-------- EXTRACTED INFORMATION --------

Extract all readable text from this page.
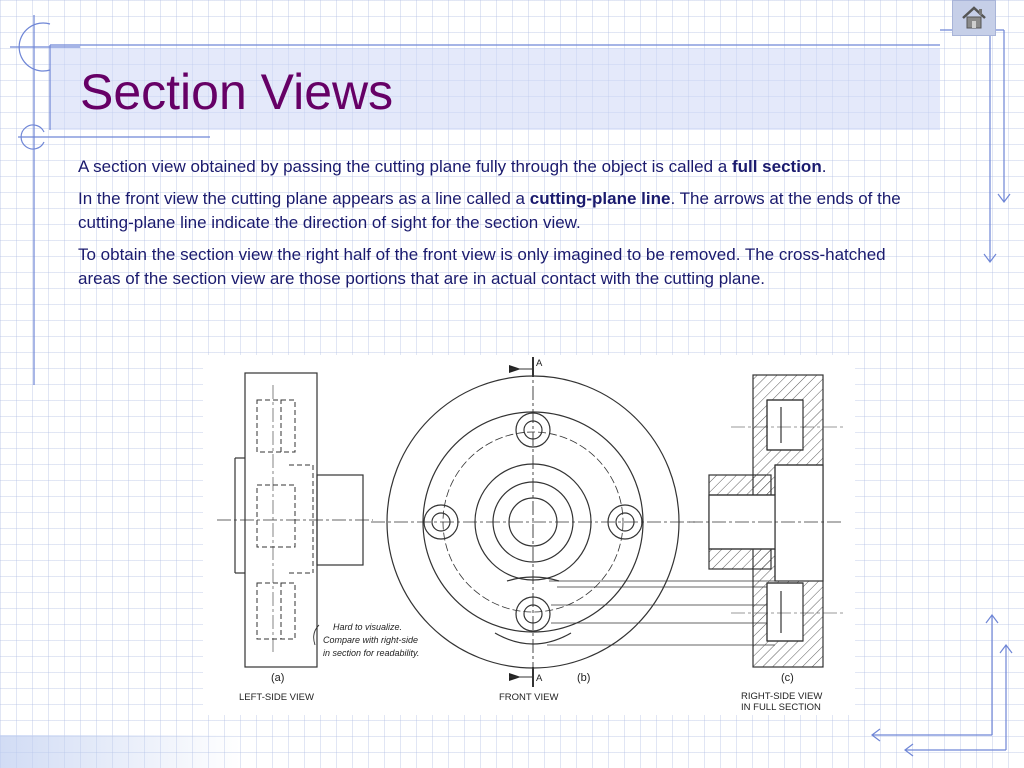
Section Views

A section view obtained by passing the cutting plane fully through the object is called a full section.

In the front view the cutting plane appears as a line called a cutting-plane line. The arrows at the ends of the cutting-plane line indicate the direction of sight for the section view.

To obtain the section view the right half of the front view is only imagined to be removed. The cross-hatched areas of the section view are those portions that are in actual contact with the cutting plane.

A
A
(a)	(b)	(c)
LEFT-SIDE VIEW	FRONT VIEW	RIGHT-SIDE VIEW
IN FULL SECTION
Hard to visualize.
Compare with right-side
in section for readability.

--------

** WRITTEN PROBLEM **
Copy each line exactly, and leave the pictures out of your copy.

** COMPLETE RESPONSE **
Extract all readable text from this page.
Section Views

A section view obtained by passing the cutting plane fully through the object is called a full section.

In the front view the cutting plane appears as a line called a cutting-plane line. The arrows at the ends of the cutting-plane line indicate the direction of sight for the section view.

To obtain the section view the right half of the front view is only imagined to be removed. The cross-hatched areas of the section view are those portions that are in actual contact with the cutting plane.

A
A
(a)	(b)	(c)
LEFT-SIDE VIEW	FRONT VIEW	RIGHT-SIDE VIEW
IN FULL SECTION
Hard to visualize.
Compare with right-side
in section for readability.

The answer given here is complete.